Start of Supplied data
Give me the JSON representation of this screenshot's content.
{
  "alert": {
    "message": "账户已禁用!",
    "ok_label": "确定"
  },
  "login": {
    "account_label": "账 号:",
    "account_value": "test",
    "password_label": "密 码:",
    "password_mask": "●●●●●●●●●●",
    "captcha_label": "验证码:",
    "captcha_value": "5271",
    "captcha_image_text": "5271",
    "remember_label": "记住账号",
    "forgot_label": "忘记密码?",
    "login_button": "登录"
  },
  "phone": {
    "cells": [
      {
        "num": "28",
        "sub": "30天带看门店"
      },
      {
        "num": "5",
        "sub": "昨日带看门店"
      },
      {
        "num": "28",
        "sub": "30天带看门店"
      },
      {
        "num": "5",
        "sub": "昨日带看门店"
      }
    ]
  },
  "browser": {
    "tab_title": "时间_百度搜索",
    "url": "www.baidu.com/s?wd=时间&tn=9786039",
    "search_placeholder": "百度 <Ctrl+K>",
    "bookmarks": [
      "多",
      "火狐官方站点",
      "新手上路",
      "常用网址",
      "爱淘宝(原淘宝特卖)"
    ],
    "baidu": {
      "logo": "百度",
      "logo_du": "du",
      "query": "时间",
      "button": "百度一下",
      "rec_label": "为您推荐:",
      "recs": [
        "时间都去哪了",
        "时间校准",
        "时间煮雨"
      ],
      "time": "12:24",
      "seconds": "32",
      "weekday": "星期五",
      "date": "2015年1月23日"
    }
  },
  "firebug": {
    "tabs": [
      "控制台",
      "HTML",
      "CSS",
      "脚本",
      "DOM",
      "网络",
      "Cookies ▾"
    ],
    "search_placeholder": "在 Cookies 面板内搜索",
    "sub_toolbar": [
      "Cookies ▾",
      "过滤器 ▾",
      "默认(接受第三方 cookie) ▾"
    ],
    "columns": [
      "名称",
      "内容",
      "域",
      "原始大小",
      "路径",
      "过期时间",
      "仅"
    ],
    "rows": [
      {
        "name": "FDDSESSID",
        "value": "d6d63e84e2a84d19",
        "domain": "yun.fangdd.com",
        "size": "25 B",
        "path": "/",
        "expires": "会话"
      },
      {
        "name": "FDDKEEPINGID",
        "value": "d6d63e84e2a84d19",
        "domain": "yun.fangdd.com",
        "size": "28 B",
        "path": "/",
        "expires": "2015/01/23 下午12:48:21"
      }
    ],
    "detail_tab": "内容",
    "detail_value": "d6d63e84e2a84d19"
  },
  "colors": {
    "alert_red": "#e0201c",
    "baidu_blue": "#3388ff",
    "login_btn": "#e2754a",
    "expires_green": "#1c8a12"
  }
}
End of Supplied data
From the records above, extract every entry exactly as given.

Give me the JSON representation of this screenshot's content.
{
  "alert": {
    "message": "账户已禁用!",
    "ok_label": "确定"
  },
  "login": {
    "account_label": "账 号:",
    "account_value": "test",
    "password_label": "密 码:",
    "password_mask": "●●●●●●●●●●",
    "captcha_label": "验证码:",
    "captcha_value": "5271",
    "captcha_image_text": "5271",
    "remember_label": "记住账号",
    "forgot_label": "忘记密码?",
    "login_button": "登录"
  },
  "phone": {
    "cells": [
      {
        "num": "28",
        "sub": "30天带看门店"
      },
      {
        "num": "5",
        "sub": "昨日带看门店"
      },
      {
        "num": "28",
        "sub": "30天带看门店"
      },
      {
        "num": "5",
        "sub": "昨日带看门店"
      }
    ]
  },
  "browser": {
    "tab_title": "时间_百度搜索",
    "url": "www.baidu.com/s?wd=时间&tn=9786039",
    "search_placeholder": "百度 <Ctrl+K>",
    "bookmarks": [
      "多",
      "火狐官方站点",
      "新手上路",
      "常用网址",
      "爱淘宝(原淘宝特卖)"
    ],
    "baidu": {
      "logo": "百度",
      "logo_du": "du",
      "query": "时间",
      "button": "百度一下",
      "rec_label": "为您推荐:",
      "recs": [
        "时间都去哪了",
        "时间校准",
        "时间煮雨"
      ],
      "time": "12:24",
      "seconds": "32",
      "weekday": "星期五",
      "date": "2015年1月23日"
    }
  },
  "firebug": {
    "tabs": [
      "控制台",
      "HTML",
      "CSS",
      "脚本",
      "DOM",
      "网络",
      "Cookies ▾"
    ],
    "search_placeholder": "在 Cookies 面板内搜索",
    "sub_toolbar": [
      "Cookies ▾",
      "过滤器 ▾",
      "默认(接受第三方 cookie) ▾"
    ],
    "columns": [
      "名称",
      "内容",
      "域",
      "原始大小",
      "路径",
      "过期时间",
      "仅"
    ],
    "rows": [
      {
        "name": "FDDSESSID",
        "value": "d6d63e84e2a84d19",
        "domain": "yun.fangdd.com",
        "size": "25 B",
        "path": "/",
        "expires": "会话"
      },
      {
        "name": "FDDKEEPINGID",
        "value": "d6d63e84e2a84d19",
        "domain": "yun.fangdd.com",
        "size": "28 B",
        "path": "/",
        "expires": "2015/01/23 下午12:48:21"
      }
    ],
    "detail_tab": "内容",
    "detail_value": "d6d63e84e2a84d19"
  },
  "colors": {
    "alert_red": "#e0201c",
    "baidu_blue": "#3388ff",
    "login_btn": "#e2754a",
    "expires_green": "#1c8a12"
  }
}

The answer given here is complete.